====== Source material

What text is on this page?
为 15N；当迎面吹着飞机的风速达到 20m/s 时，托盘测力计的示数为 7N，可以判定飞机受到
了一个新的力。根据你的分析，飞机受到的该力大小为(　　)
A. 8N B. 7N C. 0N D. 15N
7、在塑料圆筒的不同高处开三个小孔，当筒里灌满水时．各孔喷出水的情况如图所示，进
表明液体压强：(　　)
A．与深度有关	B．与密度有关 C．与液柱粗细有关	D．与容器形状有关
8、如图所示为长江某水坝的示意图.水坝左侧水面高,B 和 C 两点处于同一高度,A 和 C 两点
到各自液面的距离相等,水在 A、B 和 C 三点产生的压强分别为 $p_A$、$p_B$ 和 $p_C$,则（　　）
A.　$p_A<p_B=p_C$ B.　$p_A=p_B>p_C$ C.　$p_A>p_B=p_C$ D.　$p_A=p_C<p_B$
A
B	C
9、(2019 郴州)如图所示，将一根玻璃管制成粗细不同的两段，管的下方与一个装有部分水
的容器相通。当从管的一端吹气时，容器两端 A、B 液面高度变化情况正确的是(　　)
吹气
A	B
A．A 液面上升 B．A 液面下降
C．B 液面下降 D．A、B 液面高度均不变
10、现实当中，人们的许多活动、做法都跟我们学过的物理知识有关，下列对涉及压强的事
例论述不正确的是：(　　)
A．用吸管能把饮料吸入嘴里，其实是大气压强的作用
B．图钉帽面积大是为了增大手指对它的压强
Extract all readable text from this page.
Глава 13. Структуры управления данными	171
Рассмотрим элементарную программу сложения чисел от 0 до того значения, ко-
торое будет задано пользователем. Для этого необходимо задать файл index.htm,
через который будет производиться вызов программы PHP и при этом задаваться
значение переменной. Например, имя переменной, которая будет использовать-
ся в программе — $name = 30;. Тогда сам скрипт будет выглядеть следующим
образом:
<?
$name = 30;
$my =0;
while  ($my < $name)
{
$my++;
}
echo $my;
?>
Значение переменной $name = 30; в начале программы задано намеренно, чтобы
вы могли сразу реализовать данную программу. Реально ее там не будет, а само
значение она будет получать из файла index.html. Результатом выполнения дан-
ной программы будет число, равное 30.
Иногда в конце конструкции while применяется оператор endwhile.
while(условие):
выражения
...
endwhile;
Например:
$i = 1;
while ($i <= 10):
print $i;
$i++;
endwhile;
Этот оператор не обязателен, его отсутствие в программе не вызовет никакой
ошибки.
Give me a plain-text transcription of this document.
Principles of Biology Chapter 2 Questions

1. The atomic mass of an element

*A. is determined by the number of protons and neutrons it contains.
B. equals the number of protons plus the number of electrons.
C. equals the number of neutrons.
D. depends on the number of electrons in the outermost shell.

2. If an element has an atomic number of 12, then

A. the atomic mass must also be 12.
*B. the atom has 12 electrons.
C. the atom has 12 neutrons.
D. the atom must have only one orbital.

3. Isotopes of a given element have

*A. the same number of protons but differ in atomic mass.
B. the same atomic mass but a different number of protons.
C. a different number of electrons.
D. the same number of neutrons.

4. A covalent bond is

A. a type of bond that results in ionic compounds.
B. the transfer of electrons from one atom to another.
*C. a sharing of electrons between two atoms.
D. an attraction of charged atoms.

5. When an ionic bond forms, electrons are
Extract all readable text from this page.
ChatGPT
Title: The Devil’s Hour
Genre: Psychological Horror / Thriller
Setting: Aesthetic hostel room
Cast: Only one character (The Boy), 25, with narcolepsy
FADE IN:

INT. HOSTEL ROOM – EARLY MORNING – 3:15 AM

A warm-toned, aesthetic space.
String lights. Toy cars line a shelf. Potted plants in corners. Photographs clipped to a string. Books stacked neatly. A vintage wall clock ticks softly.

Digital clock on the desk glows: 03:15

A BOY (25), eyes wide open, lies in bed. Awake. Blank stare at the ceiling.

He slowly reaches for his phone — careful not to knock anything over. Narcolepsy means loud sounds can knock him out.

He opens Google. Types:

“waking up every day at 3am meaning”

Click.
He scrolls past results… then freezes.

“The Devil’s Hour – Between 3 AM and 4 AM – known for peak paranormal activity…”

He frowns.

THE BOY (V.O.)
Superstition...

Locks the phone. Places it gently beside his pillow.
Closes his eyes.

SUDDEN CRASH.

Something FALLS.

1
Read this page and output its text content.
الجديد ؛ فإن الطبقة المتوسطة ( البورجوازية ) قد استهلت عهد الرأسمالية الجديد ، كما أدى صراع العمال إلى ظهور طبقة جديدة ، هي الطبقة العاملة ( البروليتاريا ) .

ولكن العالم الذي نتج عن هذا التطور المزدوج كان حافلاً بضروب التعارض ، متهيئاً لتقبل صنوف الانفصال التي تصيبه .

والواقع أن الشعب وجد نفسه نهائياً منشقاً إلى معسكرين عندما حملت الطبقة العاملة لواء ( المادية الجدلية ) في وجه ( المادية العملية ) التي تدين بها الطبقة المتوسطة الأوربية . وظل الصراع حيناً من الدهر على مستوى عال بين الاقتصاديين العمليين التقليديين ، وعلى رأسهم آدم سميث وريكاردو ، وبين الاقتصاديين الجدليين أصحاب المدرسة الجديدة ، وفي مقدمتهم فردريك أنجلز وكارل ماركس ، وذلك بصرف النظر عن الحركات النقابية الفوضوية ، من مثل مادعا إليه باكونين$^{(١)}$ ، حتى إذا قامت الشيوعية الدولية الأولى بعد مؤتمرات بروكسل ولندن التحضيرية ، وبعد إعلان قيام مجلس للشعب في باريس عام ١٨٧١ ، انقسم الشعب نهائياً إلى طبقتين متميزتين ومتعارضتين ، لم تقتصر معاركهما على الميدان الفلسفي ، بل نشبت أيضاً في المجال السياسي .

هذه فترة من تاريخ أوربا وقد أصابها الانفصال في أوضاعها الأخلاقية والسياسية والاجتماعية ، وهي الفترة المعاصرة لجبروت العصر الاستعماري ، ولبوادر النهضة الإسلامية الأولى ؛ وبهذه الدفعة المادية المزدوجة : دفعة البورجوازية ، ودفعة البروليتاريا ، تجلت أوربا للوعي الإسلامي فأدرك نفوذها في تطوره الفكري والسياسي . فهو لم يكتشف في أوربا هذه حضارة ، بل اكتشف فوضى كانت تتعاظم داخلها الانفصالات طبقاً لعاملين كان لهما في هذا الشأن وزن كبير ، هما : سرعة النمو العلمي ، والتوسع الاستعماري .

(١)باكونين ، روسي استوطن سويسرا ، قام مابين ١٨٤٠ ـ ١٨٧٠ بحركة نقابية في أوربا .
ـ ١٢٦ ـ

============

#### [Exercise task]
Which lines of the data above contain "number"? Copy each one.

#### [Solution for this exercise]
*A. is determined by the number of protons and neutrons it contains.
B. equals the number of protons plus the number of electrons.
C. equals the number of neutrons.
D. depends on the number of electrons in the outermost shell.
2. If an element has an atomic number of 12, then
*A. the same number of protons but differ in atomic mass.
B. the same atomic mass but a different number of protons.
C. a different number of electrons.
D. the same number of neutrons.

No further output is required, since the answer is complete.